Stored items:
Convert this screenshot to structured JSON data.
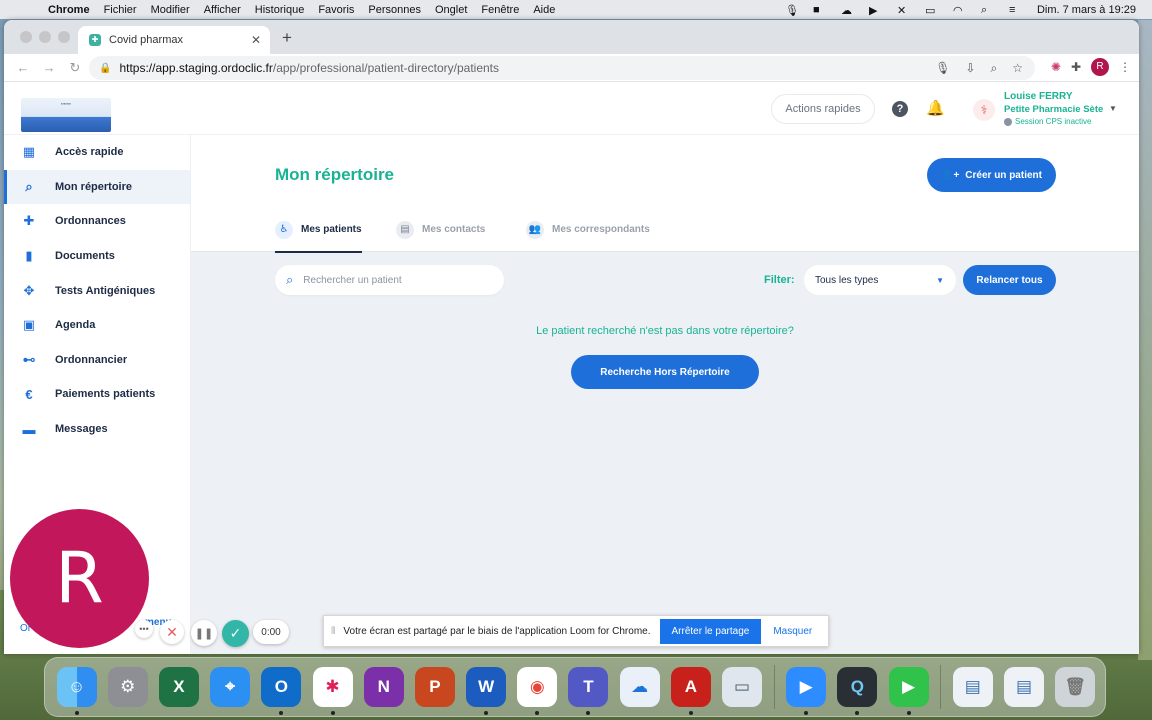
{
  "menubar": {
    "app": "Chrome",
    "items": [
      "Fichier",
      "Modifier",
      "Afficher",
      "Historique",
      "Favoris",
      "Personnes",
      "Onglet",
      "Fenêtre",
      "Aide"
    ],
    "datetime": "Dim. 7 mars à  19:29"
  },
  "browser": {
    "tab_title": "Covid pharmax",
    "url_host": "https://app.staging.ordoclic.fr",
    "url_path": "/app/professional/patient-directory/patients",
    "profile_initial": "R"
  },
  "header": {
    "quick_actions": "Actions rapides",
    "help_glyph": "?",
    "user_name": "Louise FERRY",
    "pharmacy": "Petite Pharmacie Sète",
    "session_status": "Session CPS inactive"
  },
  "sidebar": {
    "items": [
      {
        "label": "Accès rapide",
        "icon": "qr-icon"
      },
      {
        "label": "Mon répertoire",
        "icon": "directory-icon"
      },
      {
        "label": "Ordonnances",
        "icon": "prescription-icon"
      },
      {
        "label": "Documents",
        "icon": "document-icon"
      },
      {
        "label": "Tests Antigéniques",
        "icon": "test-icon"
      },
      {
        "label": "Agenda",
        "icon": "calendar-icon"
      },
      {
        "label": "Ordonnancier",
        "icon": "toggle-icon"
      },
      {
        "label": "Paiements patients",
        "icon": "euro-icon"
      },
      {
        "label": "Messages",
        "icon": "message-icon"
      }
    ],
    "menu_link": "menu",
    "bottom_link": "Or"
  },
  "main": {
    "title": "Mon répertoire",
    "create_button": "Créer un patient",
    "tabs": [
      "Mes patients",
      "Mes contacts",
      "Mes correspondants"
    ],
    "search_placeholder": "Rechercher un patient",
    "filter_label": "Filter:",
    "filter_value": "Tous les types",
    "relaunch_button": "Relancer tous",
    "not_found_text": "Le patient recherché n'est pas dans votre répertoire?",
    "search_outside_button": "Recherche Hors Répertoire"
  },
  "loom": {
    "bubble_initial": "R",
    "timer": "0:00"
  },
  "share_bar": {
    "message": "Votre écran est partagé par le biais de l'application Loom for Chrome.",
    "stop_button": "Arrêter le partage",
    "hide_link": "Masquer"
  },
  "colors": {
    "accent_blue": "#1e6fd9",
    "accent_green": "#19b394",
    "loom_bubble": "#c2185b"
  }
}
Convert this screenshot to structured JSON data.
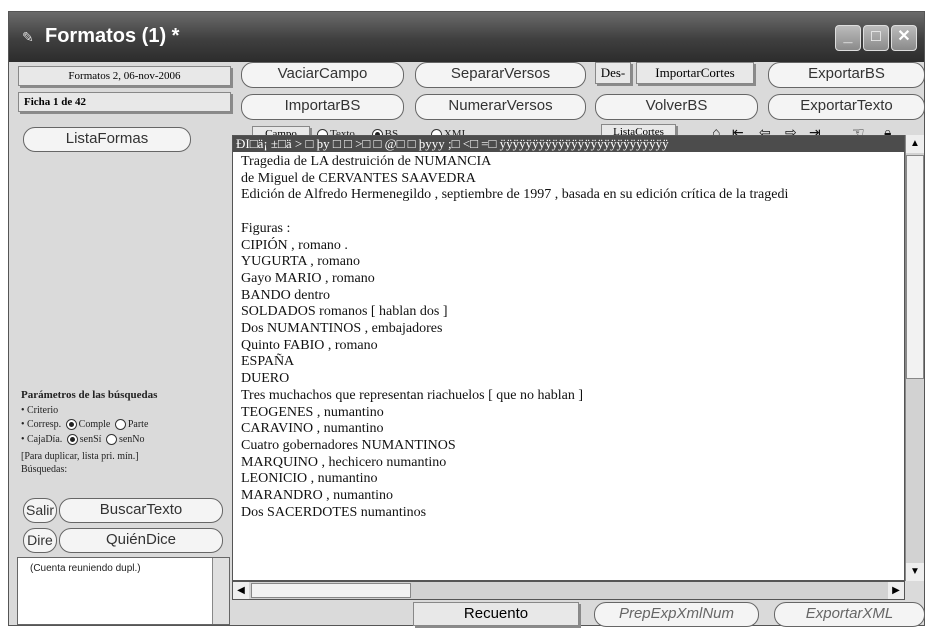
{
  "window": {
    "title": "Formatos (1) *"
  },
  "left_tabs": {
    "date": "Formatos 2, 06-nov-2006",
    "record": "Ficha 1 de 42"
  },
  "buttons": {
    "lista_formas": "ListaFormas",
    "vaciar_campo": "VaciarCampo",
    "separar_versos": "SepararVersos",
    "des": "Des-",
    "importar_cortes": "ImportarCortes",
    "exportar_bs": "ExportarBS",
    "importar_bs": "ImportarBS",
    "numerar_versos": "NumerarVersos",
    "volver_bs": "VolverBS",
    "exportar_texto": "ExportarTexto",
    "lista_cortes": "ListaCortes",
    "salir": "Salir",
    "buscar_texto": "BuscarTexto",
    "dire": "Dire",
    "quien_dice": "QuiénDice",
    "recuento": "Recuento",
    "prep_exp": "PrepExpXmlNum",
    "exportar_xml": "ExportarXML"
  },
  "campo": {
    "label": "Campo",
    "options": [
      "Texto",
      "BS",
      "XML"
    ],
    "selected": "BS"
  },
  "params": {
    "title": "Parámetros de las búsquedas",
    "criterio": "• Criterio",
    "corresp_label": "• Corresp.",
    "corresp_opt1": "Comple",
    "corresp_opt2": "Parte",
    "cajadia_label": "• CajaDía.",
    "cajadia_opt1": "senSí",
    "cajadia_opt2": "senNo",
    "note": "[Para duplicar, lista pri. mín.]",
    "busquedas": "Búsquedas:"
  },
  "listbox_text": "(Cuenta reuniendo dupl.)",
  "content": {
    "header_garbled": "ÐI□ä¡ ±□ä   > □ þy     □   □ >□  □ @□ □ þyyy  ;□ <□ =□ ÿÿÿÿÿÿÿÿÿÿÿÿÿÿÿÿÿÿÿÿÿÿÿÿÿÿ",
    "lines": [
      "Tragedia de LA destruición de NUMANCIA",
      "de Miguel de CERVANTES SAAVEDRA",
      "Edición de Alfredo Hermenegildo , septiembre de 1997 , basada en su edición crítica de la tragedi",
      "",
      "Figuras :",
      "CIPIÓN , romano .",
      "YUGURTA , romano",
      "Gayo MARIO , romano",
      "BANDO dentro",
      "SOLDADOS romanos [ hablan dos ]",
      "Dos NUMANTINOS , embajadores",
      "Quinto FABIO , romano",
      "ESPAÑA",
      "DUERO",
      "Tres muchachos que representan riachuelos [ que no hablan ]",
      "TEOGENES , numantino",
      "CARAVINO , numantino",
      "Cuatro gobernadores NUMANTINOS",
      "MARQUINO , hechicero numantino",
      "LEONICIO , numantino",
      "MARANDRO , numantino",
      "Dos SACERDOTES numantinos"
    ]
  },
  "icons": [
    "house-icon",
    "first-record-icon",
    "prev-record-icon",
    "next-record-icon",
    "last-record-icon",
    "hand-icon",
    "lock-icon"
  ]
}
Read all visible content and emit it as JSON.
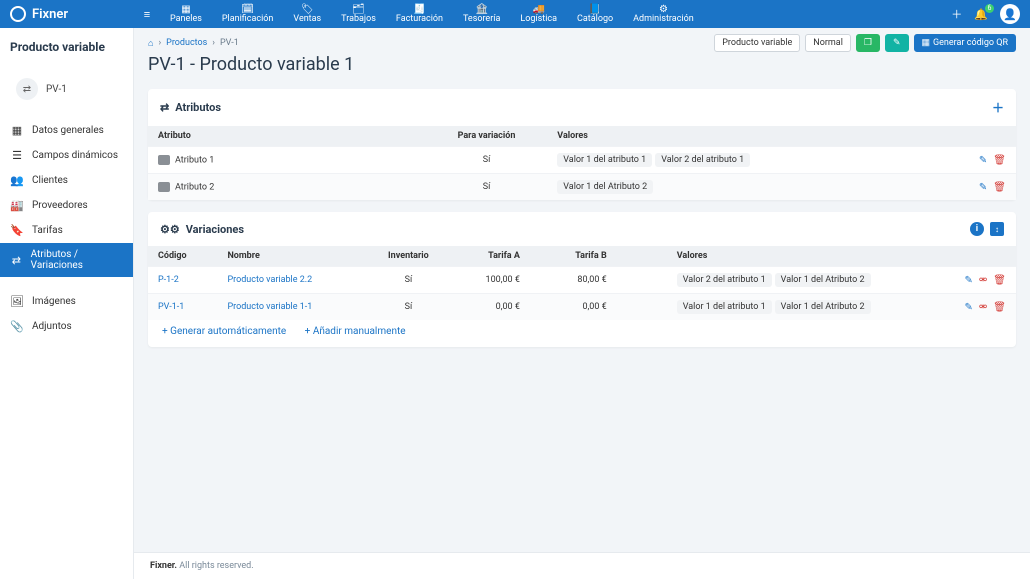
{
  "brand": "Fixner",
  "nav": [
    {
      "label": "Paneles",
      "icon": "▦"
    },
    {
      "label": "Planificación",
      "icon": "🗓"
    },
    {
      "label": "Ventas",
      "icon": "🏷"
    },
    {
      "label": "Trabajos",
      "icon": "🗂"
    },
    {
      "label": "Facturación",
      "icon": "🧾"
    },
    {
      "label": "Tesorería",
      "icon": "🏦"
    },
    {
      "label": "Logística",
      "icon": "🚚"
    },
    {
      "label": "Catálogo",
      "icon": "📘"
    },
    {
      "label": "Administración",
      "icon": "⚙"
    }
  ],
  "notifications_badge": "6",
  "sidebar": {
    "title": "Producto variable",
    "chip": "PV-1",
    "items": [
      {
        "icon": "▦",
        "label": "Datos generales"
      },
      {
        "icon": "☰",
        "label": "Campos dinámicos"
      },
      {
        "icon": "👥",
        "label": "Clientes"
      },
      {
        "icon": "🏭",
        "label": "Proveedores"
      },
      {
        "icon": "🔖",
        "label": "Tarifas"
      },
      {
        "icon": "⇄",
        "label": "Atributos / Variaciones"
      }
    ],
    "items2": [
      {
        "icon": "🖼",
        "label": "Imágenes"
      },
      {
        "icon": "📎",
        "label": "Adjuntos"
      }
    ]
  },
  "breadcrumb": {
    "home": "⌂",
    "link1": "Productos",
    "current": "PV-1"
  },
  "header_buttons": {
    "variable": "Producto variable",
    "normal": "Normal",
    "qr": "Generar código QR"
  },
  "page_title": "PV-1 - Producto variable 1",
  "attributes": {
    "title": "Atributos",
    "columns": {
      "attr": "Atributo",
      "variation": "Para variación",
      "values": "Valores"
    },
    "rows": [
      {
        "name": "Atributo 1",
        "for_variation": "Sí",
        "values": [
          "Valor 1 del atributo 1",
          "Valor 2 del atributo 1"
        ]
      },
      {
        "name": "Atributo 2",
        "for_variation": "Sí",
        "values": [
          "Valor 1 del Atributo 2"
        ]
      }
    ]
  },
  "variations": {
    "title": "Variaciones",
    "columns": {
      "code": "Código",
      "name": "Nombre",
      "inventory": "Inventario",
      "rateA": "Tarifa A",
      "rateB": "Tarifa B",
      "values": "Valores"
    },
    "rows": [
      {
        "code": "P-1-2",
        "name": "Producto variable 2.2",
        "inventory": "Sí",
        "rateA": "100,00 €",
        "rateB": "80,00 €",
        "values": [
          "Valor 2 del atributo 1",
          "Valor 1 del Atributo 2"
        ]
      },
      {
        "code": "PV-1-1",
        "name": "Producto variable 1-1",
        "inventory": "Sí",
        "rateA": "0,00 €",
        "rateB": "0,00 €",
        "values": [
          "Valor 1 del atributo 1",
          "Valor 1 del Atributo 2"
        ]
      }
    ],
    "gen_auto": "+ Generar automáticamente",
    "add_manual": "+ Añadir manualmente"
  },
  "footer": {
    "brand": "Fixner.",
    "text": " All rights reserved."
  }
}
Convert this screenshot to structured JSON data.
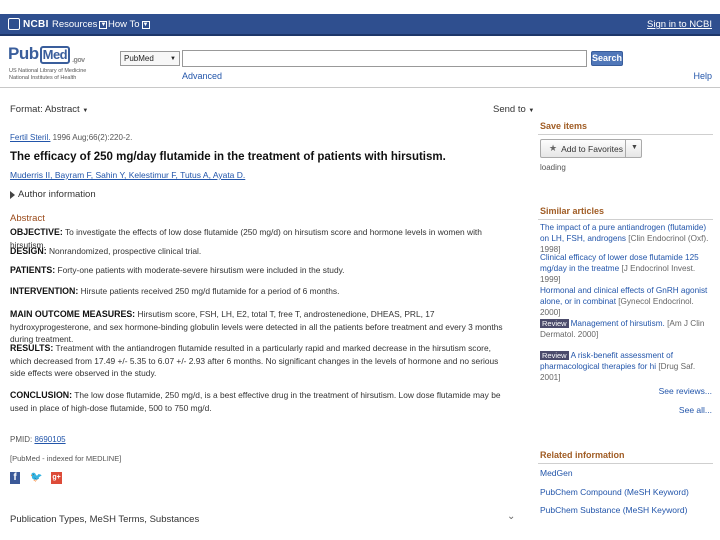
{
  "topbar": {
    "logo": "NCBI",
    "resources": "Resources",
    "howto": "How To",
    "signin": "Sign in to NCBI"
  },
  "header": {
    "logo_pub": "Pub",
    "logo_med": "Med",
    "logo_gov": ".gov",
    "sub_line1": "US National Library of Medicine",
    "sub_line2": "National Institutes of Health",
    "db_selected": "PubMed",
    "search_value": "",
    "search_button": "Search",
    "advanced": "Advanced",
    "help": "Help"
  },
  "toolbar": {
    "format": "Format: Abstract",
    "send_to": "Send to"
  },
  "article": {
    "journal": "Fertil Steril.",
    "citation": " 1996 Aug;66(2):220-2.",
    "title": "The efficacy of 250 mg/day flutamide in the treatment of patients with hirsutism.",
    "authors": "Muderris II, Bayram F, Sahin Y, Kelestimur F, Tutus A, Ayata D.",
    "author_info": "Author information",
    "abstract_heading": "Abstract",
    "sections": [
      {
        "label": "OBJECTIVE:",
        "text": " To investigate the effects of low dose flutamide (250 mg/d) on hirsutism score and hormone levels in women with hirsutism."
      },
      {
        "label": "DESIGN:",
        "text": " Nonrandomized, prospective clinical trial."
      },
      {
        "label": "PATIENTS:",
        "text": " Forty-one patients with moderate-severe hirsutism were included in the study."
      },
      {
        "label": "INTERVENTION:",
        "text": " Hirsute patients received 250 mg/d flutamide for a period of 6 months."
      },
      {
        "label": "MAIN OUTCOME MEASURES:",
        "text": " Hirsutism score, FSH, LH, E2, total T, free T, androstenedione, DHEAS, PRL, 17 hydroxyprogesterone, and sex hormone-binding globulin levels were detected in all the patients before treatment and every 3 months during treatment."
      },
      {
        "label": "RESULTS:",
        "text": " Treatment with the antiandrogen flutamide resulted in a particularly rapid and marked decrease in the hirsutism score, which decreased from 17.49 +/- 5.35 to 6.07 +/- 2.93 after 6 months. No significant changes in the levels of hormone and no serious side effects were observed in the study."
      },
      {
        "label": "CONCLUSION:",
        "text": " The low dose flutamide, 250 mg/d, is a best effective drug in the treatment of hirsutism. Low dose flutamide may be used in place of high-dose flutamide, 500 to 750 mg/d."
      }
    ],
    "pmid_label": "PMID: ",
    "pmid": "8690105",
    "indexed": "[PubMed - indexed for MEDLINE]",
    "pub_types": "Publication Types, MeSH Terms, Substances"
  },
  "sidebar": {
    "save_items": "Save items",
    "add_favorites": "Add to Favorites",
    "loading": "loading",
    "similar_heading": "Similar articles",
    "similar": [
      {
        "badge": "",
        "title": "The impact of a pure antiandrogen (flutamide) on LH, FSH, androgens ",
        "src": "[Clin Endocrinol (Oxf). 1998]"
      },
      {
        "badge": "",
        "title": "Clinical efficacy of lower dose flutamide 125 mg/day in the treatme ",
        "src": "[J Endocrinol Invest. 1999]"
      },
      {
        "badge": "",
        "title": "Hormonal and clinical effects of GnRH agonist alone, or in combinat ",
        "src": "[Gynecol Endocrinol. 2000]"
      },
      {
        "badge": "Review",
        "title": "Management of hirsutism. ",
        "src": "[Am J Clin Dermatol. 2000]"
      },
      {
        "badge": "Review",
        "title": "A risk-benefit assessment of pharmacological therapies for hi ",
        "src": "[Drug Saf. 2001]"
      }
    ],
    "see_reviews": "See reviews...",
    "see_all": "See all...",
    "related_heading": "Related information",
    "related": [
      "MedGen",
      "PubChem Compound (MeSH Keyword)",
      "PubChem Substance (MeSH Keyword)"
    ]
  }
}
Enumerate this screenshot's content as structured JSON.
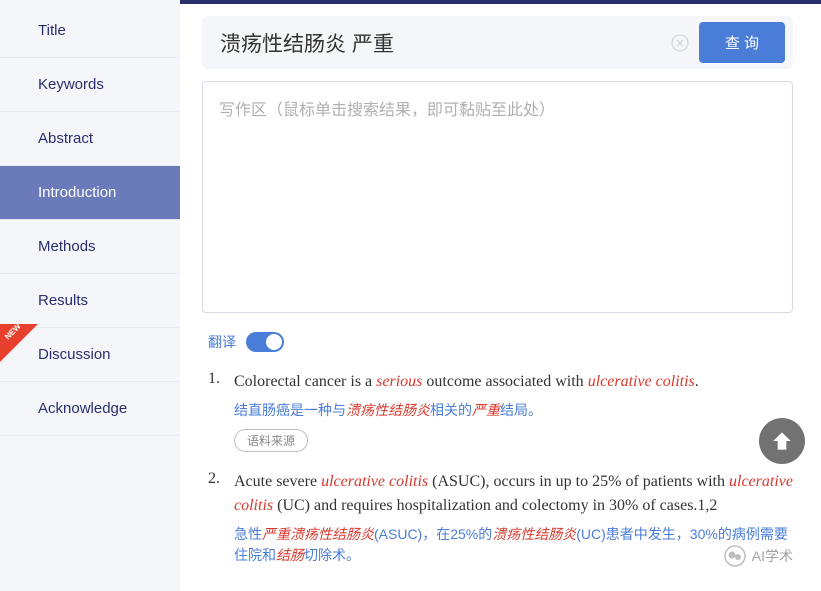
{
  "sidebar": {
    "items": [
      {
        "label": "Title"
      },
      {
        "label": "Keywords"
      },
      {
        "label": "Abstract"
      },
      {
        "label": "Introduction"
      },
      {
        "label": "Methods"
      },
      {
        "label": "Results"
      },
      {
        "label": "Discussion"
      },
      {
        "label": "Acknowledge"
      }
    ],
    "new_badge": "NEW"
  },
  "search": {
    "value": "溃疡性结肠炎 严重",
    "query_btn": "查 询"
  },
  "write_area": {
    "placeholder": "写作区（鼠标单击搜索结果，即可黏贴至此处）"
  },
  "translate": {
    "label": "翻译",
    "enabled": true
  },
  "results": [
    {
      "num": "1.",
      "en_pre": "Colorectal cancer is a ",
      "en_hl1": "serious",
      "en_mid": " outcome associated with ",
      "en_hl2": "ulcerative colitis",
      "en_post": ".",
      "zh_pre": "结直肠癌是一种与",
      "zh_hl1": "溃疡性结肠炎",
      "zh_mid": "相关的",
      "zh_hl2": "严重",
      "zh_post": "结局。",
      "source_btn": "语料来源"
    },
    {
      "num": "2.",
      "en_pre": "Acute severe ",
      "en_hl1": "ulcerative colitis",
      "en_mid": " (ASUC), occurs in up to 25% of patients with ",
      "en_hl2": "ulcerative colitis",
      "en_post": " (UC) and requires hospitalization and colectomy in 30% of cases.1,2",
      "zh_pre": "急性",
      "zh_hl0": "严重溃疡性结肠炎",
      "zh_mid1": "(ASUC)，在25%的",
      "zh_hl1": "溃疡性结肠炎",
      "zh_mid2": "(UC)患者中发生，30%的病例需要住院和",
      "zh_hl2": "结肠",
      "zh_post": "切除术。"
    }
  ],
  "watermark": "AI学术"
}
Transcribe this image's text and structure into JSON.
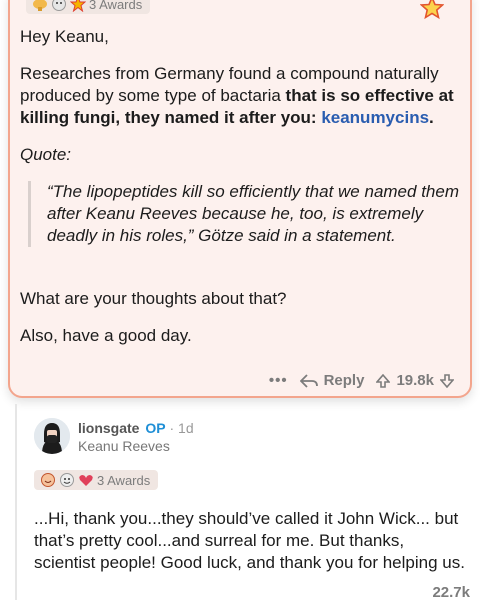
{
  "post": {
    "awards_label": "3 Awards",
    "greeting": "Hey Keanu,",
    "para1_start": "Researches from Germany found a compound naturally produced by some type of bactaria ",
    "para1_bold": "that is so effective at killing fungi, they named it after you: ",
    "para1_link": "keanumycins",
    "para1_end": ".",
    "quote_label": "Quote:",
    "quote_text": "“The lipopeptides kill so efficiently that we named them after Keanu Reeves because he, too, is extremely deadly in his roles,” Götze said in a statement.",
    "question": "What are your thoughts about that?",
    "signoff": "Also, have a good day.",
    "actions": {
      "more": "•••",
      "reply": "Reply",
      "score": "19.8k"
    }
  },
  "comment": {
    "username": "lionsgate",
    "op_badge": "OP",
    "separator": "·",
    "time": "1d",
    "flair": "Keanu Reeves",
    "awards_label": "3 Awards",
    "text": "...Hi, thank you...they should’ve called it John Wick... but that’s pretty cool...and surreal for me. But thanks, scientist people! Good luck, and thank you for helping us.",
    "score_partial": "22.7k"
  },
  "colors": {
    "card_bg": "#fdf1ee",
    "card_border": "#f3a58d",
    "link": "#2a5db0",
    "op": "#1f8fd6"
  },
  "icons": [
    "award-icon",
    "star-award-icon",
    "upvote-icon",
    "downvote-icon",
    "reply-icon",
    "avatar-icon"
  ]
}
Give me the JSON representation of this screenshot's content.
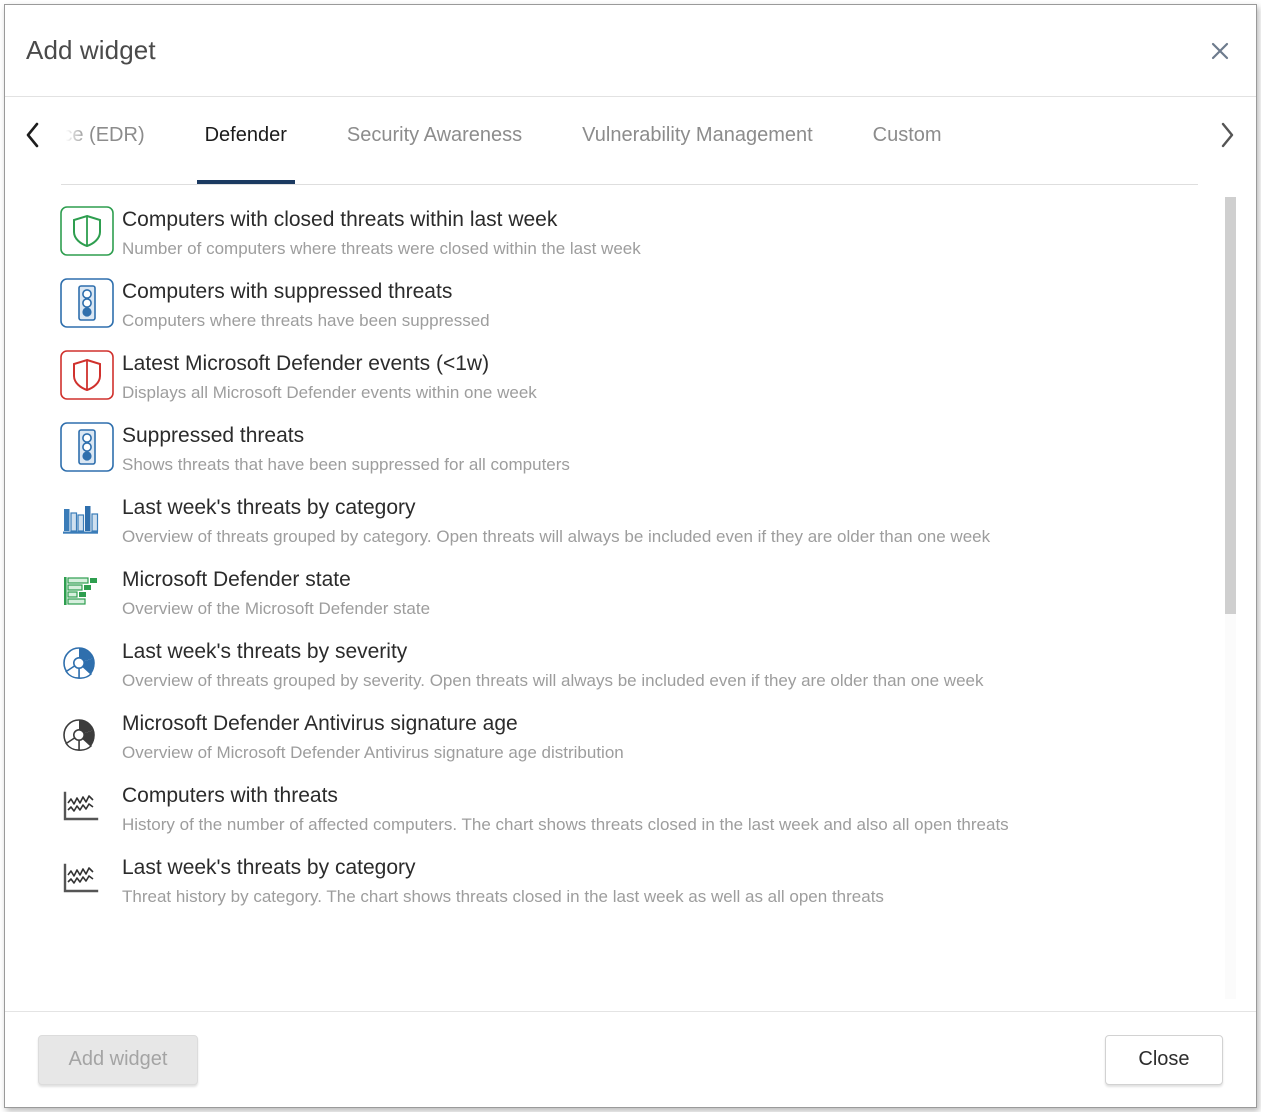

▶ WHAT YOU WILL DO
Match on "Abstract": copy every line in the records that has it.

▶ SOLUTION
    "format": "Format: Abstract",
    "abstract_heading": "Abstract",
        "label": "Abstract"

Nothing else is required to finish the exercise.